Extracted data entries
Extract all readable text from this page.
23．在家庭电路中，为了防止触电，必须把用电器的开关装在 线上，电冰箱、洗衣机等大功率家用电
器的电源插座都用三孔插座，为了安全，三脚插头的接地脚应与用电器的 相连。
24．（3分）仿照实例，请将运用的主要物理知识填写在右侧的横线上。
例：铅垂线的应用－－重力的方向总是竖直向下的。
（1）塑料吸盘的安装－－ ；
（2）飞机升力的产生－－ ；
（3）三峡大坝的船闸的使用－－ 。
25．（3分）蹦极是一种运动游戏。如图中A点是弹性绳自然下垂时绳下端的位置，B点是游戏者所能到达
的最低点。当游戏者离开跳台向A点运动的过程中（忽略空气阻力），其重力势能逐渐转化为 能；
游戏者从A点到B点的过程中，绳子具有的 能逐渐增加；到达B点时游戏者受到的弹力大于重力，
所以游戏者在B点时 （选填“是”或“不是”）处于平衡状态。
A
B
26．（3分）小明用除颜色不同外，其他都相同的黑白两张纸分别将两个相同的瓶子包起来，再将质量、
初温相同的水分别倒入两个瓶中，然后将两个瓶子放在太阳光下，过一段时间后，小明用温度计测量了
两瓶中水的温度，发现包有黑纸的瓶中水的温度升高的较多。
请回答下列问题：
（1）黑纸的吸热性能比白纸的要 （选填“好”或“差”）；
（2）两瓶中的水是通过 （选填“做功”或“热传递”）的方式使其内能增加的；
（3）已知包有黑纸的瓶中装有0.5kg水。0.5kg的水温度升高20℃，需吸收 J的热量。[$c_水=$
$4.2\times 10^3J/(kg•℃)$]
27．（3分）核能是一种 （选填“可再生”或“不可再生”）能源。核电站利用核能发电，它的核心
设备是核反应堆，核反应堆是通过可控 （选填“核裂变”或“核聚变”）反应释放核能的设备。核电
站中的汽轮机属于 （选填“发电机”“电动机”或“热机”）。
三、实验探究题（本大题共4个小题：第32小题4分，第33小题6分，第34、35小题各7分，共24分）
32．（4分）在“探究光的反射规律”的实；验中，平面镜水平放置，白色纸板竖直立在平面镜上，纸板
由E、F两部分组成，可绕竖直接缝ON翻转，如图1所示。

What is being asked → From the records above, please extract every line and repeat it exactly.

The solution →
Extract all readable text from this page.
23．在家庭电路中，为了防止触电，必须把用电器的开关装在 线上，电冰箱、洗衣机等大功率家用电
器的电源插座都用三孔插座，为了安全，三脚插头的接地脚应与用电器的 相连。
24．（3分）仿照实例，请将运用的主要物理知识填写在右侧的横线上。
例：铅垂线的应用－－重力的方向总是竖直向下的。
（1）塑料吸盘的安装－－ ；
（2）飞机升力的产生－－ ；
（3）三峡大坝的船闸的使用－－ 。
25．（3分）蹦极是一种运动游戏。如图中A点是弹性绳自然下垂时绳下端的位置，B点是游戏者所能到达
的最低点。当游戏者离开跳台向A点运动的过程中（忽略空气阻力），其重力势能逐渐转化为 能；
游戏者从A点到B点的过程中，绳子具有的 能逐渐增加；到达B点时游戏者受到的弹力大于重力，
所以游戏者在B点时 （选填“是”或“不是”）处于平衡状态。
A
B
26．（3分）小明用除颜色不同外，其他都相同的黑白两张纸分别将两个相同的瓶子包起来，再将质量、
初温相同的水分别倒入两个瓶中，然后将两个瓶子放在太阳光下，过一段时间后，小明用温度计测量了
两瓶中水的温度，发现包有黑纸的瓶中水的温度升高的较多。
请回答下列问题：
（1）黑纸的吸热性能比白纸的要 （选填“好”或“差”）；
（2）两瓶中的水是通过 （选填“做功”或“热传递”）的方式使其内能增加的；
（3）已知包有黑纸的瓶中装有0.5kg水。0.5kg的水温度升高20℃，需吸收 J的热量。[$c_水=$
$4.2\times 10^3J/(kg•℃)$]
27．（3分）核能是一种 （选填“可再生”或“不可再生”）能源。核电站利用核能发电，它的核心
设备是核反应堆，核反应堆是通过可控 （选填“核裂变”或“核聚变”）反应释放核能的设备。核电
站中的汽轮机属于 （选填“发电机”“电动机”或“热机”）。
三、实验探究题（本大题共4个小题：第32小题4分，第33小题6分，第34、35小题各7分，共24分）
32．（4分）在“探究光的反射规律”的实；验中，平面镜水平放置，白色纸板竖直立在平面镜上，纸板
由E、F两部分组成，可绕竖直接缝ON翻转，如图1所示。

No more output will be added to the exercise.